### [Short exercise]
Copy out, exactly as written, only the line containing "Output a JSON object containing" and the lines after it through the end of the records.

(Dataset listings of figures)
○ ○ ○

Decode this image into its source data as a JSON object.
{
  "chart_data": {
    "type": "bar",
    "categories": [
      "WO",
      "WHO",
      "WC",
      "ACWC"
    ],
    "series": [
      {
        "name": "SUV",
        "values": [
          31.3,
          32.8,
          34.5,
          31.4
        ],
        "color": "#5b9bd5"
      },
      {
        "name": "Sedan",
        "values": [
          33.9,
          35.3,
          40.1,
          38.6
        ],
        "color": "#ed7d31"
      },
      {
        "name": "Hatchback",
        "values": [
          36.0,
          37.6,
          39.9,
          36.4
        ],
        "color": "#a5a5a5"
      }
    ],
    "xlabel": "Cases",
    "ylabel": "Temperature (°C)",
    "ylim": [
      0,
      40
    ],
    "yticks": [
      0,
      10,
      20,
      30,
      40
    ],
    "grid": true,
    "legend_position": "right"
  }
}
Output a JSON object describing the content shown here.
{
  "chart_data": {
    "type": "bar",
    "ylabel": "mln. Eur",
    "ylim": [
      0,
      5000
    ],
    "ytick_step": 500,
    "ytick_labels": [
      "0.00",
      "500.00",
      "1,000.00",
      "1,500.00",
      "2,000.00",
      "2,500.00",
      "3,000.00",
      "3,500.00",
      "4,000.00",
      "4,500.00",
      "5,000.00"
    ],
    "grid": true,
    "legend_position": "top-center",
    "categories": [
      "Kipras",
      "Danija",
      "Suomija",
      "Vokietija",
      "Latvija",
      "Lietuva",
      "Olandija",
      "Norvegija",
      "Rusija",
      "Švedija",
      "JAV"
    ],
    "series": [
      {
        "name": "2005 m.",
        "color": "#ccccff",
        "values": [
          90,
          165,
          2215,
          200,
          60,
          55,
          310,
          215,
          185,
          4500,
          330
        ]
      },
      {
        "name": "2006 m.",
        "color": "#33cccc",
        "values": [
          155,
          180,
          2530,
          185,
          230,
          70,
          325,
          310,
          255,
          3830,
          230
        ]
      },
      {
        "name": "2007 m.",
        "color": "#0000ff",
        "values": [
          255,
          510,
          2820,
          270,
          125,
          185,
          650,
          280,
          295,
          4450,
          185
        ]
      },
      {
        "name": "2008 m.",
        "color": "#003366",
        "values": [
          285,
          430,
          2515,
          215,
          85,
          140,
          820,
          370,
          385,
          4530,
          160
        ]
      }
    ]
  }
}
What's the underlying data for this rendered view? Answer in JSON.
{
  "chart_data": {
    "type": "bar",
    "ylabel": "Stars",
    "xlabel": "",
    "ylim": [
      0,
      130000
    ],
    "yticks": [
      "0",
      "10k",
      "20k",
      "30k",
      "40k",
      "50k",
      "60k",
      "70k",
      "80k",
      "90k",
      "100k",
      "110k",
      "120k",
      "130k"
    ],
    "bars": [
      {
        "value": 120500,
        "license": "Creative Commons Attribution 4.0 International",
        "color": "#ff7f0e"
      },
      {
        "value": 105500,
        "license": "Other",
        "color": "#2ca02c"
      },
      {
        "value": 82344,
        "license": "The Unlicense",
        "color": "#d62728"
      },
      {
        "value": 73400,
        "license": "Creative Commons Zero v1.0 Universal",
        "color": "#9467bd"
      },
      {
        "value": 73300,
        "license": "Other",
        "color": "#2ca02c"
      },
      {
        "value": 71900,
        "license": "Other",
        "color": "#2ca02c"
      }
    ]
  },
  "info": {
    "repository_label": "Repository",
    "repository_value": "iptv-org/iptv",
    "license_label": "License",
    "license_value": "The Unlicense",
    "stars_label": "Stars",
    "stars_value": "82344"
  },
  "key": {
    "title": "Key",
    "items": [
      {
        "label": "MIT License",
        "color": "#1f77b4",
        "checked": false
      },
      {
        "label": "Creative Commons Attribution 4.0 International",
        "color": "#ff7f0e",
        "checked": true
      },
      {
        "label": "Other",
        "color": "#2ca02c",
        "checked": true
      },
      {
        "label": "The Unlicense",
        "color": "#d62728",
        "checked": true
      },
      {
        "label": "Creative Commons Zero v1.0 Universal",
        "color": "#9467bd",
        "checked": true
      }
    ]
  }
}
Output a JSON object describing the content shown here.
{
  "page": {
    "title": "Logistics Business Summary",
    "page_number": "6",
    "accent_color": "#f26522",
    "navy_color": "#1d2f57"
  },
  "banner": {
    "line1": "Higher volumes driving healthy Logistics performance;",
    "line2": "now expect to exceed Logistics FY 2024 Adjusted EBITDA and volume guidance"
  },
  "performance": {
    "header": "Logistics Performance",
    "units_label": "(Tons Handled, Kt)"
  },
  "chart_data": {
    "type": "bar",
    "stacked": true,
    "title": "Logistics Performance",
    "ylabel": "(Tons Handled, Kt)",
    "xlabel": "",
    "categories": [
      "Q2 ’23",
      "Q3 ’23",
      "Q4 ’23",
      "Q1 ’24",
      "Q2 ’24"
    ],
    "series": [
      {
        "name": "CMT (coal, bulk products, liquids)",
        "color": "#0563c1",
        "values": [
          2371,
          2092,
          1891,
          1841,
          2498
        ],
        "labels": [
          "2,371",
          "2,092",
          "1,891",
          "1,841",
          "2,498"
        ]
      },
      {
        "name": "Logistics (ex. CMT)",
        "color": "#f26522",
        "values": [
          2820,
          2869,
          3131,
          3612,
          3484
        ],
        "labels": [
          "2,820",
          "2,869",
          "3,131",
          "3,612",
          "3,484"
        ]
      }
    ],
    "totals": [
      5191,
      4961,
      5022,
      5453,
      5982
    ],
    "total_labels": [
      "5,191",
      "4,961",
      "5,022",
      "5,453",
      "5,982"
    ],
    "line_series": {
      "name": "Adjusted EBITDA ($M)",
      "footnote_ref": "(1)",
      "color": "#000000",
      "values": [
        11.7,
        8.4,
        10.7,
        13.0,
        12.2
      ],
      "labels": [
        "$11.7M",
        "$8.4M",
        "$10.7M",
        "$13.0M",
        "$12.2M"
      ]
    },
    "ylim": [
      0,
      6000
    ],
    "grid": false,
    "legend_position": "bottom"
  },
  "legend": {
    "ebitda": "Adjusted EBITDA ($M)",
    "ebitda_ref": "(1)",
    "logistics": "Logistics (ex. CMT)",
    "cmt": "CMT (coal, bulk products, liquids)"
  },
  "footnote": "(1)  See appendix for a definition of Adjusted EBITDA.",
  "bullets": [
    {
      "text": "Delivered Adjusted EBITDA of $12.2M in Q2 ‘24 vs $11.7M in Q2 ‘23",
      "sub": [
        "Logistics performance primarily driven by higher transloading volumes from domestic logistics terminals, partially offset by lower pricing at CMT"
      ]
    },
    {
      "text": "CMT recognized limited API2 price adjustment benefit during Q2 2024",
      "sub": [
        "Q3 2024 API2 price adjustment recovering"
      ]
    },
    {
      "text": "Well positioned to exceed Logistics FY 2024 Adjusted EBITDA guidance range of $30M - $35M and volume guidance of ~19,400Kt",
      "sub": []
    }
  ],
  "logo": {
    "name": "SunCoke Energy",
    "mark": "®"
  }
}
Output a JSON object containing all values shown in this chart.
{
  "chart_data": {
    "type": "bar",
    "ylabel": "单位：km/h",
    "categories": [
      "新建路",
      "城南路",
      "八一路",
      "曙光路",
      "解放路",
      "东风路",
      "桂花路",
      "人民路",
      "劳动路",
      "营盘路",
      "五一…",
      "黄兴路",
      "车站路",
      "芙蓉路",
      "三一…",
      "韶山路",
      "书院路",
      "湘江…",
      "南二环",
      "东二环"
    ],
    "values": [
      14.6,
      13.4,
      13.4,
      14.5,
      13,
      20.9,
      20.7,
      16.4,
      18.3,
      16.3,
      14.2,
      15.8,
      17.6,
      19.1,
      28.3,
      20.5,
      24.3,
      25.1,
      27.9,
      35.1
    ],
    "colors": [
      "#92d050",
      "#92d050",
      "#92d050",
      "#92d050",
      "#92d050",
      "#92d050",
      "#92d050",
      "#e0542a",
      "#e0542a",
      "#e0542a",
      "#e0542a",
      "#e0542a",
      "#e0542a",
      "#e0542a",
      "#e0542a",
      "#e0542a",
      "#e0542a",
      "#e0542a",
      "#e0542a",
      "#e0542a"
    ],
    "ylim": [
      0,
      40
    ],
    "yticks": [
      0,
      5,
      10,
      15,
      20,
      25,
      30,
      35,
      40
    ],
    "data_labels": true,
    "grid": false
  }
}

○ ○ ○

### [Output below]
Output a JSON object containing all values shown in this chart.
{
  "chart_data": {
    "type": "bar",
    "ylabel": "单位：km/h",
    "categories": [
      "新建路",
      "城南路",
      "八一路",
      "曙光路",
      "解放路",
      "东风路",
      "桂花路",
      "人民路",
      "劳动路",
      "营盘路",
      "五一…",
      "黄兴路",
      "车站路",
      "芙蓉路",
      "三一…",
      "韶山路",
      "书院路",
      "湘江…",
      "南二环",
      "东二环"
    ],
    "values": [
      14.6,
      13.4,
      13.4,
      14.5,
      13,
      20.9,
      20.7,
      16.4,
      18.3,
      16.3,
      14.2,
      15.8,
      17.6,
      19.1,
      28.3,
      20.5,
      24.3,
      25.1,
      27.9,
      35.1
    ],
    "colors": [
      "#92d050",
      "#92d050",
      "#92d050",
      "#92d050",
      "#92d050",
      "#92d050",
      "#92d050",
      "#e0542a",
      "#e0542a",
      "#e0542a",
      "#e0542a",
      "#e0542a",
      "#e0542a",
      "#e0542a",
      "#e0542a",
      "#e0542a",
      "#e0542a",
      "#e0542a",
      "#e0542a",
      "#e0542a"
    ],
    "ylim": [
      0,
      40
    ],
    "yticks": [
      0,
      5,
      10,
      15,
      20,
      25,
      30,
      35,
      40
    ],
    "data_labels": true,
    "grid": false
  }
}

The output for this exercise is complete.